** start of RECORDS PROVIDED **

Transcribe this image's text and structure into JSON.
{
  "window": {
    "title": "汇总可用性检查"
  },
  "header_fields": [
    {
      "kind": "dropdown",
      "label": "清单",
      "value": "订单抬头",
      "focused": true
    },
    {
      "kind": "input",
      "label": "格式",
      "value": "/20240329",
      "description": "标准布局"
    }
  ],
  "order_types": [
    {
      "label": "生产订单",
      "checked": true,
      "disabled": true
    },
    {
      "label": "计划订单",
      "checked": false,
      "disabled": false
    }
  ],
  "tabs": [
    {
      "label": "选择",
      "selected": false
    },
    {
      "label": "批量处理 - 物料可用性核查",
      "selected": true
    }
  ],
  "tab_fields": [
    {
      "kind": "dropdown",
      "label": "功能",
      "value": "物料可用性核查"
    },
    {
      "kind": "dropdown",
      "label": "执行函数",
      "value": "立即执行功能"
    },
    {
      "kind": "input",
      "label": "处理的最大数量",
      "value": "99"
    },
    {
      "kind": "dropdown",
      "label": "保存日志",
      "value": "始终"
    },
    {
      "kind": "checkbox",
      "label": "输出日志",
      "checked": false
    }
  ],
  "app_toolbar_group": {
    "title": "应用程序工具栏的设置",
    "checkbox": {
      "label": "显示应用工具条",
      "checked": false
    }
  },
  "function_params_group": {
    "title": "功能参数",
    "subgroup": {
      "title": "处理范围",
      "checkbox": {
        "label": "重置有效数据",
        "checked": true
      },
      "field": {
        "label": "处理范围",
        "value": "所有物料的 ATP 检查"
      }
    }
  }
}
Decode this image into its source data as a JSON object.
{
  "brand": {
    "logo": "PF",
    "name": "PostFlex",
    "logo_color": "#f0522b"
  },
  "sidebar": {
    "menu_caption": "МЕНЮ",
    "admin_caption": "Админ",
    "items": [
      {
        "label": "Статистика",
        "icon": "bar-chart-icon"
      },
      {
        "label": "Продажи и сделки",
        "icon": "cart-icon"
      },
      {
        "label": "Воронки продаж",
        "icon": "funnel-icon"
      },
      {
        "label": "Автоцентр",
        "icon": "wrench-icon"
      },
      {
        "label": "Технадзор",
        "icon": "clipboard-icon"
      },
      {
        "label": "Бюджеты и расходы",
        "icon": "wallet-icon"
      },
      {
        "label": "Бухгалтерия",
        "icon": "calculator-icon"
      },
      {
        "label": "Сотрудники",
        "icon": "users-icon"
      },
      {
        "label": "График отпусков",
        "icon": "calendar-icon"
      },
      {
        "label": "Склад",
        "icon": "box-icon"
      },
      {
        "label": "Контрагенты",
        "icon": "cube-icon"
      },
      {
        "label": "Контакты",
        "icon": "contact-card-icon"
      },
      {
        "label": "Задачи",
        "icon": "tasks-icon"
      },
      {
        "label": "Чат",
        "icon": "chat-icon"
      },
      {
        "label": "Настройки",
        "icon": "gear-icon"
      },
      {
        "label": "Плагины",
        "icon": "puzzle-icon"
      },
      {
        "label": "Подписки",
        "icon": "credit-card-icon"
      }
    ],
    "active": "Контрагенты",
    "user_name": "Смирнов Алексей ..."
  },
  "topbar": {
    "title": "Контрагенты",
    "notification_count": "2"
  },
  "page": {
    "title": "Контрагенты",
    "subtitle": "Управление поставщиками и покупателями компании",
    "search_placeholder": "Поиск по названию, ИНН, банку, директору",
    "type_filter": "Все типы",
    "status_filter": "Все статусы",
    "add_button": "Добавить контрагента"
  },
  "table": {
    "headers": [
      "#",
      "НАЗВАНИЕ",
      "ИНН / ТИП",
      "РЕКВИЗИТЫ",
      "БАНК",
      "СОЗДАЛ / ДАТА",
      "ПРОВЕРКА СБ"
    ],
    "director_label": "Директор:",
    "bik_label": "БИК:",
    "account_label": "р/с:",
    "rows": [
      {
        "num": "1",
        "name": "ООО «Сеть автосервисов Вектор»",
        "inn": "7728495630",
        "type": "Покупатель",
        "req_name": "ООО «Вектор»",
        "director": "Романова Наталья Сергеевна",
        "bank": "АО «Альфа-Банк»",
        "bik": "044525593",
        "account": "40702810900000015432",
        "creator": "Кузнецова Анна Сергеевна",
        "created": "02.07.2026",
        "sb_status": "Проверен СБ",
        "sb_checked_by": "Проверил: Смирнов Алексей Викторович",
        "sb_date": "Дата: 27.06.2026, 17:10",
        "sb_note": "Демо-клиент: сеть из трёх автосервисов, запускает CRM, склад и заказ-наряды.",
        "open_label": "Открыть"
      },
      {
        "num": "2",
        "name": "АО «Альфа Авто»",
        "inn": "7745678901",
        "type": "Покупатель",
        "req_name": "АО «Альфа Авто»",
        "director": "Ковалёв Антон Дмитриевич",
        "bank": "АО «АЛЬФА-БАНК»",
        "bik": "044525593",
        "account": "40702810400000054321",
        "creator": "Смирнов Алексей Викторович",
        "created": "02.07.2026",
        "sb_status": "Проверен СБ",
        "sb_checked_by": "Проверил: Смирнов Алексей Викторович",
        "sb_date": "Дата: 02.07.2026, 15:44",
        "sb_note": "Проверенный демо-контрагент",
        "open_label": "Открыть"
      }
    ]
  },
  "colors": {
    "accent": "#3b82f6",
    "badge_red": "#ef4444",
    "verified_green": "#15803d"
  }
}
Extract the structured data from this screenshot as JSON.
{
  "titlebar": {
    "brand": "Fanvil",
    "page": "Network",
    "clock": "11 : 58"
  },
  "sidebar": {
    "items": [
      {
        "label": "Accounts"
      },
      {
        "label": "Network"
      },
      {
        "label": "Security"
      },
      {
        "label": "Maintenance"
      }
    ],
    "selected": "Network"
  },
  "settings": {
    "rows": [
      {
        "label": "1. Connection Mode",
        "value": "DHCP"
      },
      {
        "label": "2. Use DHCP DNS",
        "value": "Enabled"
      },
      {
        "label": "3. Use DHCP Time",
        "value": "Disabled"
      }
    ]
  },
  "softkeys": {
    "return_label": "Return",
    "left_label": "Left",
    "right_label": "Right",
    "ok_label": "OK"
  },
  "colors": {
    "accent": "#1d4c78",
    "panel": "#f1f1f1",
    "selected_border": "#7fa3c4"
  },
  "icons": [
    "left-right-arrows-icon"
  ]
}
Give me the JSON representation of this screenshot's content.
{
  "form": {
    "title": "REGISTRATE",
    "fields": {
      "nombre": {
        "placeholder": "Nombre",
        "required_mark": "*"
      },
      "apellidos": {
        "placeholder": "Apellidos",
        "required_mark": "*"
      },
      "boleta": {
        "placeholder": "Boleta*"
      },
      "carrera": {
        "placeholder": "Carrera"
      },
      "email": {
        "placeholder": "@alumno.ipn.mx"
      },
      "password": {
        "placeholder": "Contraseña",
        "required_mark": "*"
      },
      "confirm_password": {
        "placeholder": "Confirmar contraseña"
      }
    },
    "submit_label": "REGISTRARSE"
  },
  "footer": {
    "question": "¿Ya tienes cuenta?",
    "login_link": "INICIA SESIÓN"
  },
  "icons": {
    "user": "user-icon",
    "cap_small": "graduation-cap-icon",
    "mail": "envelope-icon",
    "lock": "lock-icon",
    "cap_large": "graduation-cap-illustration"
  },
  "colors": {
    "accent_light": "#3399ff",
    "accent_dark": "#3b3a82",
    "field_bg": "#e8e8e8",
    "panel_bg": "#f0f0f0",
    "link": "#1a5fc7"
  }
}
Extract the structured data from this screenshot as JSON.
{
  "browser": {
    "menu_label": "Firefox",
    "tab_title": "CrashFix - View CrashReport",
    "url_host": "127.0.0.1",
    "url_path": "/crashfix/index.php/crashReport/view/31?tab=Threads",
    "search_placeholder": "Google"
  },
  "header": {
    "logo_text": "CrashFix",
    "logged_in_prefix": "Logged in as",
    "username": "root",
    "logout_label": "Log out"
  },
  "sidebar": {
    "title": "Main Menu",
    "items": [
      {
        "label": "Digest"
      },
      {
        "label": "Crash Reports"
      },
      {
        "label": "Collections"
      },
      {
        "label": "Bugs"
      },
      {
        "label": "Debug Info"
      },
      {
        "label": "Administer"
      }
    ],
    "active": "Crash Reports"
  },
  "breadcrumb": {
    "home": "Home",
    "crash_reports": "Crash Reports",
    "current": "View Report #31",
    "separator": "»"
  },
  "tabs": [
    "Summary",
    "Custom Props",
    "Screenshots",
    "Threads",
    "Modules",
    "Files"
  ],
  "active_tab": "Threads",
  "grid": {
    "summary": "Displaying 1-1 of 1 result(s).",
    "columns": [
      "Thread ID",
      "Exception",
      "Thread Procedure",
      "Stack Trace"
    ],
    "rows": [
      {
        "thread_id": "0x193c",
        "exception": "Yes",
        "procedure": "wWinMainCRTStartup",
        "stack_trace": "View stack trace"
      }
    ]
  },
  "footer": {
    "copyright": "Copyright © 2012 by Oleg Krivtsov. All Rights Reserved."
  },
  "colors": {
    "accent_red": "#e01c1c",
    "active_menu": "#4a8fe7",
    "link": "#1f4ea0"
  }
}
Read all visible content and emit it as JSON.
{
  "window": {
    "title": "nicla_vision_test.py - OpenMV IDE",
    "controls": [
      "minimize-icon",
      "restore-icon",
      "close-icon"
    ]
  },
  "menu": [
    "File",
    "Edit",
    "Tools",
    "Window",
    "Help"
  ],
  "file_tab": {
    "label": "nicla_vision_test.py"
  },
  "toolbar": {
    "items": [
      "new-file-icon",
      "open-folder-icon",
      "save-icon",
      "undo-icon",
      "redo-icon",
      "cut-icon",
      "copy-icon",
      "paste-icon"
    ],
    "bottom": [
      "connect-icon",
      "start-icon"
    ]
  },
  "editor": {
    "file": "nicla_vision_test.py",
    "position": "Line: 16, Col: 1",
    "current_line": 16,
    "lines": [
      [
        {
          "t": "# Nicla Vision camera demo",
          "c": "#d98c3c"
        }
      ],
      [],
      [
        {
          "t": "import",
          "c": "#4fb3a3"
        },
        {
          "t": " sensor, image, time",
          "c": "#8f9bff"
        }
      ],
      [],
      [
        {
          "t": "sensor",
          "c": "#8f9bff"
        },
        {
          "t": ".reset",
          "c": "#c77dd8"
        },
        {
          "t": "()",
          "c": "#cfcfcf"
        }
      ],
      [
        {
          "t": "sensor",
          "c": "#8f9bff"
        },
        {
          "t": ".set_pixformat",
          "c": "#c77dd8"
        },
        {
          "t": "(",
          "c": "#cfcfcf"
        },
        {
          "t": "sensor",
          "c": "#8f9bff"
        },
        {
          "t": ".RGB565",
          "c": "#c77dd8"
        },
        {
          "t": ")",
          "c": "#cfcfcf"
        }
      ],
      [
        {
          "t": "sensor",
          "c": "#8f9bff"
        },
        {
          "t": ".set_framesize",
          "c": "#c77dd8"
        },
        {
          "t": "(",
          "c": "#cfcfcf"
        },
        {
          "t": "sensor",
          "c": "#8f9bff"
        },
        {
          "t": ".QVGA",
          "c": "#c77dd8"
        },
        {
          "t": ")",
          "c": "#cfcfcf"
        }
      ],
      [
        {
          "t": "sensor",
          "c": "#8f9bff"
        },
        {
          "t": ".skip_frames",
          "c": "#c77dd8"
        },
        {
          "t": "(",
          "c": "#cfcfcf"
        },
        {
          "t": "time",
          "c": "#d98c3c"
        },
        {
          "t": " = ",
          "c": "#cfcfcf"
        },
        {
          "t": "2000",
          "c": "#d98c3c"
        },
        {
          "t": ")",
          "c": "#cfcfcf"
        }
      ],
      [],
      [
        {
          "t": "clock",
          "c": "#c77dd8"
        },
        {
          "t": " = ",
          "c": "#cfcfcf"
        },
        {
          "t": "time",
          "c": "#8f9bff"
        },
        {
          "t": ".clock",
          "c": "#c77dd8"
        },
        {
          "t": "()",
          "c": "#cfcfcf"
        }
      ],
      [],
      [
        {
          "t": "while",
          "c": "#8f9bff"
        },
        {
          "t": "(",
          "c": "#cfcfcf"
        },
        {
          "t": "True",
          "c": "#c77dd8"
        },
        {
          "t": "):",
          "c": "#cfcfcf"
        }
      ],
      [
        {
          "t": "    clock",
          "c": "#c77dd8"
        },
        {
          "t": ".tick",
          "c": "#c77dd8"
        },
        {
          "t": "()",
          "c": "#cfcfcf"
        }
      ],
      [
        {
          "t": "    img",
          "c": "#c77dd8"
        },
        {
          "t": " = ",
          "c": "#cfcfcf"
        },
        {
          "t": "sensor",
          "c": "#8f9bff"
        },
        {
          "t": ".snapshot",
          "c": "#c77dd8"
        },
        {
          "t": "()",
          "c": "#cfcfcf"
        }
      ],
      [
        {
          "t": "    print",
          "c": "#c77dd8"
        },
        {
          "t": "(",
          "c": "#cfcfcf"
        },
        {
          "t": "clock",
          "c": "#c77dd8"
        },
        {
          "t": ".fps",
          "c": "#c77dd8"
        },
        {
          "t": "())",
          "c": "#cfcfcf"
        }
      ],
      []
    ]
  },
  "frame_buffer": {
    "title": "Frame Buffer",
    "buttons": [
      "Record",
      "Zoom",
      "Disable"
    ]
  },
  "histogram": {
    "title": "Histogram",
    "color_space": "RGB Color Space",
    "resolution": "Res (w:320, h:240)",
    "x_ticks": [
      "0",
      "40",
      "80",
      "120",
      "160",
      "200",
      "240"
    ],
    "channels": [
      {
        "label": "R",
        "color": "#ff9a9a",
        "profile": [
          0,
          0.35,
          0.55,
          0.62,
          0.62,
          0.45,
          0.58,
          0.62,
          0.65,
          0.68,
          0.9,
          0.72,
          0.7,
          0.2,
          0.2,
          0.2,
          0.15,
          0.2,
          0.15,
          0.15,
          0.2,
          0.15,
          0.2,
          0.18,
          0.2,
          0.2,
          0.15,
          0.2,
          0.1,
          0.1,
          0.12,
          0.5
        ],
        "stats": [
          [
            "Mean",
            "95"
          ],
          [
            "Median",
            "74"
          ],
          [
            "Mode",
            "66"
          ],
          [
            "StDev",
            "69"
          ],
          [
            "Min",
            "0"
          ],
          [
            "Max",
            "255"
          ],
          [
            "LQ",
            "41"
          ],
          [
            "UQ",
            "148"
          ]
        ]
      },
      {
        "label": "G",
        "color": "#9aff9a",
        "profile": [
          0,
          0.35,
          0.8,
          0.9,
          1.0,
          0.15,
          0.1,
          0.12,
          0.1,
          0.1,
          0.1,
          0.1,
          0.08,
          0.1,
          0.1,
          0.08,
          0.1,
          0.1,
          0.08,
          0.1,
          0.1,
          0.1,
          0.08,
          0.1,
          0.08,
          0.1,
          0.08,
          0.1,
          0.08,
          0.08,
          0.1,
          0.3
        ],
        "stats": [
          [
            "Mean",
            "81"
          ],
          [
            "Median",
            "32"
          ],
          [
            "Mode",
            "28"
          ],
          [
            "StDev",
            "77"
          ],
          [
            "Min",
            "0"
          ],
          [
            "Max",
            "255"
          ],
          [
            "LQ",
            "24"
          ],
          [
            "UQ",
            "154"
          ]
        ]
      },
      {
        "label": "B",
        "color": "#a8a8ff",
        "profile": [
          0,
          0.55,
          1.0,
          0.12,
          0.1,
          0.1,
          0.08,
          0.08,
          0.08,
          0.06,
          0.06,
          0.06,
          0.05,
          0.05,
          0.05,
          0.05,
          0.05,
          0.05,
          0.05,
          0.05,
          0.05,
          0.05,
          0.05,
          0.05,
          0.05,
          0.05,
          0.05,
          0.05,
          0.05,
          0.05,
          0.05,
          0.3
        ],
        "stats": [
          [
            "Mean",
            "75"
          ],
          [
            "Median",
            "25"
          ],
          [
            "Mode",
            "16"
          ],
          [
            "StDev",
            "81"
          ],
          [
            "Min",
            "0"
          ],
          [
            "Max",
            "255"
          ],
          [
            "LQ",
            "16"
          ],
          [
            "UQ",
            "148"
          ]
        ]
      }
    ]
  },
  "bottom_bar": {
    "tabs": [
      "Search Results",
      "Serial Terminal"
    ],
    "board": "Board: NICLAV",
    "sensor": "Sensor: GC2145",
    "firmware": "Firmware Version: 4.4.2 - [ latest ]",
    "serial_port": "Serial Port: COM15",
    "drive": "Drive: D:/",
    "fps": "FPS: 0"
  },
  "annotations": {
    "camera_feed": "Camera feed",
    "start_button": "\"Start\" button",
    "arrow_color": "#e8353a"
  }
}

** end of RECORDS PROVIDED **

WHAT THE TASK REQUIRES: Look through the entries above and list every line containing "DHCP".

FINISHED TASK:
        "value": "DHCP"
        "label": "2. Use DHCP DNS",
        "label": "3. Use DHCP Time",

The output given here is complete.